PROBLEM DESCRIPTION » Extract the line that contains "Output the text content of this document." and every line after it to the end of the records below, exactly as written and nothing else.

THE RECORDS »
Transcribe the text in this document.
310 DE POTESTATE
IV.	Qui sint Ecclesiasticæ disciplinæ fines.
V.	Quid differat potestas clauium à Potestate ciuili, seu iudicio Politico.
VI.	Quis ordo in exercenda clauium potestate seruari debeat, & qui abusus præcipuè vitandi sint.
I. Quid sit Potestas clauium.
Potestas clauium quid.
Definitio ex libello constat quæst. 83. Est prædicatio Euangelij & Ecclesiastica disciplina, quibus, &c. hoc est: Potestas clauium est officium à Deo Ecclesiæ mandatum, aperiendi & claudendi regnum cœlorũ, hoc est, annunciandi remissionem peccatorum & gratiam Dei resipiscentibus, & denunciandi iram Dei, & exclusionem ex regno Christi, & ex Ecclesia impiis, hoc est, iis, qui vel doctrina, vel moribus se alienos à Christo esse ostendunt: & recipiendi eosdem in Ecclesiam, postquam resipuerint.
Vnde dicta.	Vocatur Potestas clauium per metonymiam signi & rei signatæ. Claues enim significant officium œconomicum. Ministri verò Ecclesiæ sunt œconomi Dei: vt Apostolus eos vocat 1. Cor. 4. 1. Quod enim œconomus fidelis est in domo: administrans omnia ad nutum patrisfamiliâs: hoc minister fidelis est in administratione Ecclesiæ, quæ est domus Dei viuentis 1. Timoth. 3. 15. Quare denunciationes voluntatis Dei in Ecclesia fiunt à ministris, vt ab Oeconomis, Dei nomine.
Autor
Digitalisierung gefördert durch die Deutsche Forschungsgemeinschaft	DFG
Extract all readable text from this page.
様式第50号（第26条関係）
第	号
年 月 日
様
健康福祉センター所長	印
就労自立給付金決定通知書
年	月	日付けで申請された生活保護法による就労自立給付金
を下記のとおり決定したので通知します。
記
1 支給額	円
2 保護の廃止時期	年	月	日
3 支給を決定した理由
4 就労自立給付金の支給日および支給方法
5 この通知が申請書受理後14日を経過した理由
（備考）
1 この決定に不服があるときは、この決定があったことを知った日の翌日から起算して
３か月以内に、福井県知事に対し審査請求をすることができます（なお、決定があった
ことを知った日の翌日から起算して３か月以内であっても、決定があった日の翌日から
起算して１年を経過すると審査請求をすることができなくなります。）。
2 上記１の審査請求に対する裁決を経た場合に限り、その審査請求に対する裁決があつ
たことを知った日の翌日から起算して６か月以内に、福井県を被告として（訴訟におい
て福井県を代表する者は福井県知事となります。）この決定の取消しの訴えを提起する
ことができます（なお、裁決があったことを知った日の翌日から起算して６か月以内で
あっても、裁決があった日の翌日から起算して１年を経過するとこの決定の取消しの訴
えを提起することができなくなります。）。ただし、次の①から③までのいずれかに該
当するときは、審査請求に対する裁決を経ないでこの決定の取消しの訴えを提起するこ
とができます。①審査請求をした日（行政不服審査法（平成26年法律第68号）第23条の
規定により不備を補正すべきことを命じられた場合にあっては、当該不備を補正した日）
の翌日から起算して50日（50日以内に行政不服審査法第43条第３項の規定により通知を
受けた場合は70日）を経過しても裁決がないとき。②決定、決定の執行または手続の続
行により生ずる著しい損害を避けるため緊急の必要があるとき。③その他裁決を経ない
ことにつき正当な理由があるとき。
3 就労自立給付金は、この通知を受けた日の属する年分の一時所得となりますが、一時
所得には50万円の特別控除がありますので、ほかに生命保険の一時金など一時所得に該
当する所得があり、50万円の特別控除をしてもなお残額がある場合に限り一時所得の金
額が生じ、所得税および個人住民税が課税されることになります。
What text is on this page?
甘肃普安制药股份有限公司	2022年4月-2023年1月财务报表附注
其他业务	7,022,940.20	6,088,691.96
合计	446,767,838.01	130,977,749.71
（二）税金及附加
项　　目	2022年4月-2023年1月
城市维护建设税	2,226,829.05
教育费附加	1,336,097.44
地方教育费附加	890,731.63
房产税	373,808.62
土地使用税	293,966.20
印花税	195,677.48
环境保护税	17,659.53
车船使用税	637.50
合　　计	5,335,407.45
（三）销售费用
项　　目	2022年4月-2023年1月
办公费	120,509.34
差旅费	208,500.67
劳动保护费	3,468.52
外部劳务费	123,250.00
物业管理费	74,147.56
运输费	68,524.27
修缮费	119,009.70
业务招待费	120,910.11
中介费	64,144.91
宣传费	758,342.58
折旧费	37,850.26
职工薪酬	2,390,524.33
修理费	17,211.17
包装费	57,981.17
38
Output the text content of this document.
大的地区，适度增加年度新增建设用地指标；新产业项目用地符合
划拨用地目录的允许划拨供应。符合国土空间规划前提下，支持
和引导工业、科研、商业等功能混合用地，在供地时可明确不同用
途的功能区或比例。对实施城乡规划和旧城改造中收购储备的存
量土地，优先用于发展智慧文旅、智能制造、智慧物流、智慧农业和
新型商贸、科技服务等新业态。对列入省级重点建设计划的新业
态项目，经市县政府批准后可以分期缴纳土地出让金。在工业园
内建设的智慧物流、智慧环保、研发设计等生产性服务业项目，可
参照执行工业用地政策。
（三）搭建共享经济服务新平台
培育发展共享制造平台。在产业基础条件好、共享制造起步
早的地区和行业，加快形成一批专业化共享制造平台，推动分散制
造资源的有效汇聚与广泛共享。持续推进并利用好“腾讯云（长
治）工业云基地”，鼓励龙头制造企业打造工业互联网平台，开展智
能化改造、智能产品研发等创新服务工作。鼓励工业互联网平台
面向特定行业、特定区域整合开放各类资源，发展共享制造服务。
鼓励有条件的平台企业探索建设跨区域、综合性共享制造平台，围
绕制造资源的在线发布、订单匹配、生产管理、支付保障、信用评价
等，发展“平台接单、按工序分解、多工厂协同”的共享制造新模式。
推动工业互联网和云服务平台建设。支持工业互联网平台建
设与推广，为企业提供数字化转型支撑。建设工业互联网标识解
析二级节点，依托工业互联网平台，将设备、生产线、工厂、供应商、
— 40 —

SOLVED PROBLEM »
Output the text content of this document.
大的地区，适度增加年度新增建设用地指标；新产业项目用地符合
划拨用地目录的允许划拨供应。符合国土空间规划前提下，支持
和引导工业、科研、商业等功能混合用地，在供地时可明确不同用
途的功能区或比例。对实施城乡规划和旧城改造中收购储备的存
量土地，优先用于发展智慧文旅、智能制造、智慧物流、智慧农业和
新型商贸、科技服务等新业态。对列入省级重点建设计划的新业
态项目，经市县政府批准后可以分期缴纳土地出让金。在工业园
内建设的智慧物流、智慧环保、研发设计等生产性服务业项目，可
参照执行工业用地政策。
（三）搭建共享经济服务新平台
培育发展共享制造平台。在产业基础条件好、共享制造起步
早的地区和行业，加快形成一批专业化共享制造平台，推动分散制
造资源的有效汇聚与广泛共享。持续推进并利用好“腾讯云（长
治）工业云基地”，鼓励龙头制造企业打造工业互联网平台，开展智
能化改造、智能产品研发等创新服务工作。鼓励工业互联网平台
面向特定行业、特定区域整合开放各类资源，发展共享制造服务。
鼓励有条件的平台企业探索建设跨区域、综合性共享制造平台，围
绕制造资源的在线发布、订单匹配、生产管理、支付保障、信用评价
等，发展“平台接单、按工序分解、多工厂协同”的共享制造新模式。
推动工业互联网和云服务平台建设。支持工业互联网平台建
设与推广，为企业提供数字化转型支撑。建设工业互联网标识解
析二级节点，依托工业互联网平台，将设备、生产线、工厂、供应商、
— 40 —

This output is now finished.